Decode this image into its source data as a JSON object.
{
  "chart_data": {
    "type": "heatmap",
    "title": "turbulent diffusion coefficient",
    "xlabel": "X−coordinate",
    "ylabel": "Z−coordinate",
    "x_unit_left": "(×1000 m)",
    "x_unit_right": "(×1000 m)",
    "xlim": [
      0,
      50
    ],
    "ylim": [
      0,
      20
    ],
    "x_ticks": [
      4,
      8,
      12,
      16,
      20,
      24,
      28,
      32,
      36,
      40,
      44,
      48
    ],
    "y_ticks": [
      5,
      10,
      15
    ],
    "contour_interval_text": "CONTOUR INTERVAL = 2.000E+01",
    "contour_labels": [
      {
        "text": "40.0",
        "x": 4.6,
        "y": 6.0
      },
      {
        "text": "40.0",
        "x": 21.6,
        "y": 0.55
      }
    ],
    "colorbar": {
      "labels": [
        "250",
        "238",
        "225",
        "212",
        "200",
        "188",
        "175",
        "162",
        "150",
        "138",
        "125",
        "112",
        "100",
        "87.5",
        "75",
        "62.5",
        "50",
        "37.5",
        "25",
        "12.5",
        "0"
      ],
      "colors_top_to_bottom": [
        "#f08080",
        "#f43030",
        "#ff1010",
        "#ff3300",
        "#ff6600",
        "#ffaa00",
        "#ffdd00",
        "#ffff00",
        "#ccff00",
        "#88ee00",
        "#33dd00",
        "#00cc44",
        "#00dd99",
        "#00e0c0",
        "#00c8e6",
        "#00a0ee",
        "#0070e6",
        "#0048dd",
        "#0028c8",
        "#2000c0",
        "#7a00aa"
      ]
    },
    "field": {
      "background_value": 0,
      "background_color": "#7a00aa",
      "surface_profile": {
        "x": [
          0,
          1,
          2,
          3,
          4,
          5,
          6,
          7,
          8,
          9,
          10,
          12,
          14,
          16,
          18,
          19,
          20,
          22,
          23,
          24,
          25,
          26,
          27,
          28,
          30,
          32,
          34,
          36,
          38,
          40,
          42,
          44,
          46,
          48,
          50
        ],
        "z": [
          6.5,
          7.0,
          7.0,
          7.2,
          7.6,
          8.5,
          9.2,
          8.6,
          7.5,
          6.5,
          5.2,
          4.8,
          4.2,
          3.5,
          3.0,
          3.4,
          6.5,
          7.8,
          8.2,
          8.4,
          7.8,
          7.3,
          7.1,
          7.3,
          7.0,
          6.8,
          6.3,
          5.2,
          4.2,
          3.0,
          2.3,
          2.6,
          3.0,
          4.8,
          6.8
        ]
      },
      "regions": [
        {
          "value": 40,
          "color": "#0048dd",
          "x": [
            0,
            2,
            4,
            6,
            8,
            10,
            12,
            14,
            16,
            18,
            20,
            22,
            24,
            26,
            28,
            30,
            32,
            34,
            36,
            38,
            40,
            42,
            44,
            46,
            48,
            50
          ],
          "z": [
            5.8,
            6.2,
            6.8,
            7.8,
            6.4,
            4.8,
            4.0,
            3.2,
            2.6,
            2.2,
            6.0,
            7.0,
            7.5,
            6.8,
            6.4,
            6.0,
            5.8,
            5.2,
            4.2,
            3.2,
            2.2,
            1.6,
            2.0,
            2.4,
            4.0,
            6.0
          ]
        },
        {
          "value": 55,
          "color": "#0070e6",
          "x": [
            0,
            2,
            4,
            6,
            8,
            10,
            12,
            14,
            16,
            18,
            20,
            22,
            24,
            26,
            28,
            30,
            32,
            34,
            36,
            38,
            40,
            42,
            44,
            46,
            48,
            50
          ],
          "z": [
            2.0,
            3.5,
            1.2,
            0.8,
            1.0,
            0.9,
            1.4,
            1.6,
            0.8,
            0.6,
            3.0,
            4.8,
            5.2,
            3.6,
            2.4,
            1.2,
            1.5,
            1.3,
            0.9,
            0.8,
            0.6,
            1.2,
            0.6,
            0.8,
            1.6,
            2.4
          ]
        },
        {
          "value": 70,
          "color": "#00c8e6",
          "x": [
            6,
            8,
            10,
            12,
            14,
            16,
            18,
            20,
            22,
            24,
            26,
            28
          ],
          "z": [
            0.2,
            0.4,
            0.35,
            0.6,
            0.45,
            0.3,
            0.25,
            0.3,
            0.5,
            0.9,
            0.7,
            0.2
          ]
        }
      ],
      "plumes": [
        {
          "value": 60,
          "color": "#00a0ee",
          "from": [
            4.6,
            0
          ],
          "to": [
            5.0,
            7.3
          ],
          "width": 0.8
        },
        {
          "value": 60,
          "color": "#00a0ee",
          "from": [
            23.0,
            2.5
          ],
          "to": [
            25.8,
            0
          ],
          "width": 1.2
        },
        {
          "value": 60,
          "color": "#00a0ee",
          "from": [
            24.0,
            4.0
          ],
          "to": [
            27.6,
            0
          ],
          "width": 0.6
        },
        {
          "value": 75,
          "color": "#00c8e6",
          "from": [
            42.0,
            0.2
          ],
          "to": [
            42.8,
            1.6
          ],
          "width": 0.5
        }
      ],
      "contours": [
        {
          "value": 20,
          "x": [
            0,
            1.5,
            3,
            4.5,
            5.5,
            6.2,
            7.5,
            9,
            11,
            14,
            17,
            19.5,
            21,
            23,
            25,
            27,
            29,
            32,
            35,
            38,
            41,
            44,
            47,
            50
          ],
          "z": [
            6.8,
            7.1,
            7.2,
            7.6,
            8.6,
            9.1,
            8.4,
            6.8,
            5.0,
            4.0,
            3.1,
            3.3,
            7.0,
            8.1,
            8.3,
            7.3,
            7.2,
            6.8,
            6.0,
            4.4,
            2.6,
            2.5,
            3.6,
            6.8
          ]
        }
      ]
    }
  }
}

::::::::

[Exercise task]
Identify and copy the lines holding the word "coordinate".

[Task solution]
    "xlabel": "X−coordinate",
    "ylabel": "Z−coordinate",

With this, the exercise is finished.